[START OF Raw records]
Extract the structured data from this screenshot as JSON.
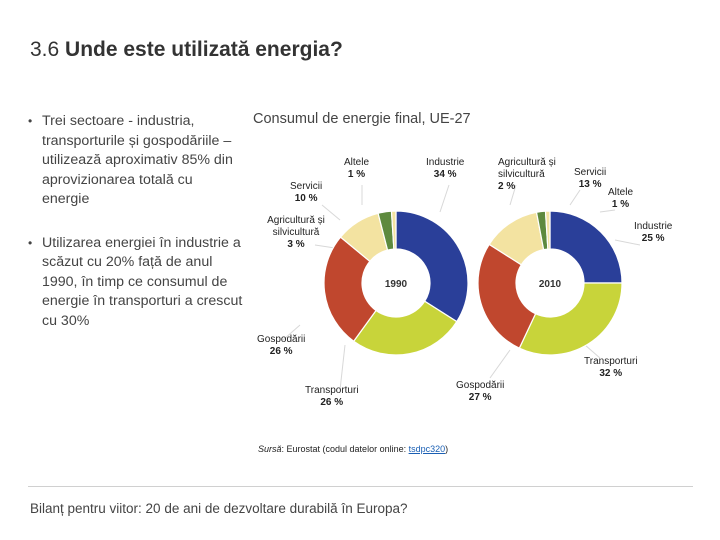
{
  "slide": {
    "number": "3.6",
    "title": "Unde este utilizată energia?",
    "bullets": [
      "Trei sectoare - industria, transporturile și gospodăriile – utilizează aproximativ 85% din aprovizionarea totală cu energie",
      "Utilizarea energiei în industrie a scăzut cu 20% față de anul 1990, în timp ce consumul de energie în transporturi a crescut cu 30%"
    ],
    "footer": "Bilanț pentru viitor: 20 de ani de dezvoltare durabilă în Europa?"
  },
  "source": {
    "label": "Sursă",
    "text": ": Eurostat (codul datelor online: ",
    "link": "tsdpc320",
    "close": ")"
  },
  "chart_data": {
    "type": "pie",
    "title": "Consumul de energie final, UE-27",
    "categories": [
      "Industrie",
      "Transporturi",
      "Gospodării",
      "Servicii",
      "Agricultură și silvicultură",
      "Altele"
    ],
    "colors": [
      "#2a3f99",
      "#c8d43a",
      "#c0472e",
      "#f3e3a1",
      "#5e8a3e",
      "#f3e3a1"
    ],
    "series": [
      {
        "name": "1990",
        "values": [
          34,
          26,
          26,
          10,
          3,
          1
        ]
      },
      {
        "name": "2010",
        "values": [
          25,
          32,
          27,
          13,
          2,
          1
        ]
      }
    ],
    "labels_1990": [
      {
        "name": "Industrie",
        "value": "34 %"
      },
      {
        "name": "Transporturi",
        "value": "26 %"
      },
      {
        "name": "Gospodării",
        "value": "26 %"
      },
      {
        "name": "Servicii",
        "value": "10 %"
      },
      {
        "name": "Agricultură și silvicultură",
        "value": "3 %"
      },
      {
        "name": "Altele",
        "value": "1 %"
      }
    ],
    "labels_2010": [
      {
        "name": "Industrie",
        "value": "25 %"
      },
      {
        "name": "Transporturi",
        "value": "32 %"
      },
      {
        "name": "Gospodării",
        "value": "27 %"
      },
      {
        "name": "Servicii",
        "value": "13 %"
      },
      {
        "name": "Agricultură și silvicultură",
        "value": "2 %"
      },
      {
        "name": "Altele",
        "value": "1 %"
      }
    ]
  }
}
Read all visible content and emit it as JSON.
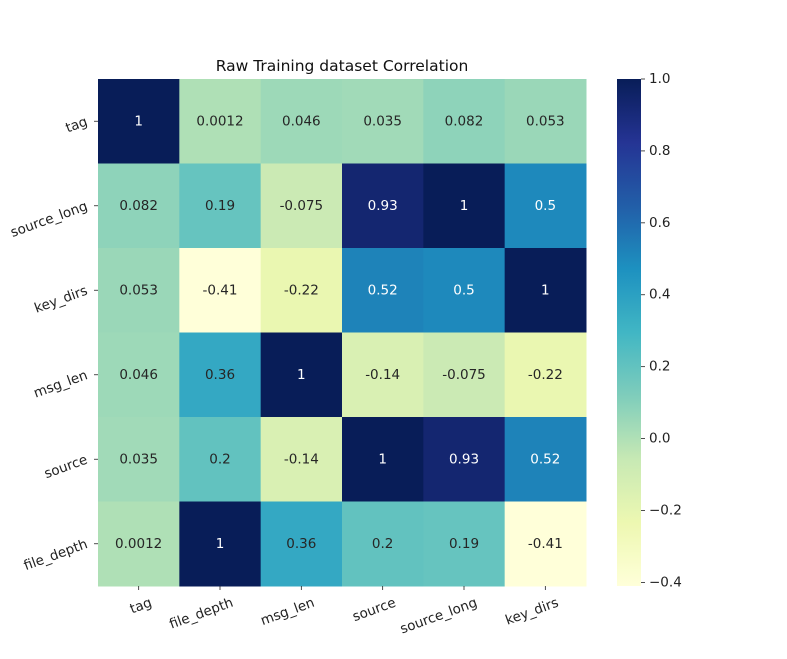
[END OF Raw records]
Written instruction:
In your copy of the records, include no pictures; repeat everything else exactly.

Completed exercise:
Extract the structured data from this screenshot as JSON.
{
  "slide": {
    "number": "3.6",
    "title": "Unde este utilizată energia?",
    "bullets": [
      "Trei sectoare - industria, transporturile și gospodăriile – utilizează aproximativ 85% din aprovizionarea totală cu energie",
      "Utilizarea energiei în industrie a scăzut cu 20% față de anul 1990, în timp ce consumul de energie în transporturi a crescut cu 30%"
    ],
    "footer": "Bilanț pentru viitor: 20 de ani de dezvoltare durabilă în Europa?"
  },
  "source": {
    "label": "Sursă",
    "text": ": Eurostat (codul datelor online: ",
    "link": "tsdpc320",
    "close": ")"
  },
  "chart_data": {
    "type": "pie",
    "title": "Consumul de energie final, UE-27",
    "categories": [
      "Industrie",
      "Transporturi",
      "Gospodării",
      "Servicii",
      "Agricultură și silvicultură",
      "Altele"
    ],
    "colors": [
      "#2a3f99",
      "#c8d43a",
      "#c0472e",
      "#f3e3a1",
      "#5e8a3e",
      "#f3e3a1"
    ],
    "series": [
      {
        "name": "1990",
        "values": [
          34,
          26,
          26,
          10,
          3,
          1
        ]
      },
      {
        "name": "2010",
        "values": [
          25,
          32,
          27,
          13,
          2,
          1
        ]
      }
    ],
    "labels_1990": [
      {
        "name": "Industrie",
        "value": "34 %"
      },
      {
        "name": "Transporturi",
        "value": "26 %"
      },
      {
        "name": "Gospodării",
        "value": "26 %"
      },
      {
        "name": "Servicii",
        "value": "10 %"
      },
      {
        "name": "Agricultură și silvicultură",
        "value": "3 %"
      },
      {
        "name": "Altele",
        "value": "1 %"
      }
    ],
    "labels_2010": [
      {
        "name": "Industrie",
        "value": "25 %"
      },
      {
        "name": "Transporturi",
        "value": "32 %"
      },
      {
        "name": "Gospodării",
        "value": "27 %"
      },
      {
        "name": "Servicii",
        "value": "13 %"
      },
      {
        "name": "Agricultură și silvicultură",
        "value": "2 %"
      },
      {
        "name": "Altele",
        "value": "1 %"
      }
    ]
  }
}
Read all visible content and emit it as JSON.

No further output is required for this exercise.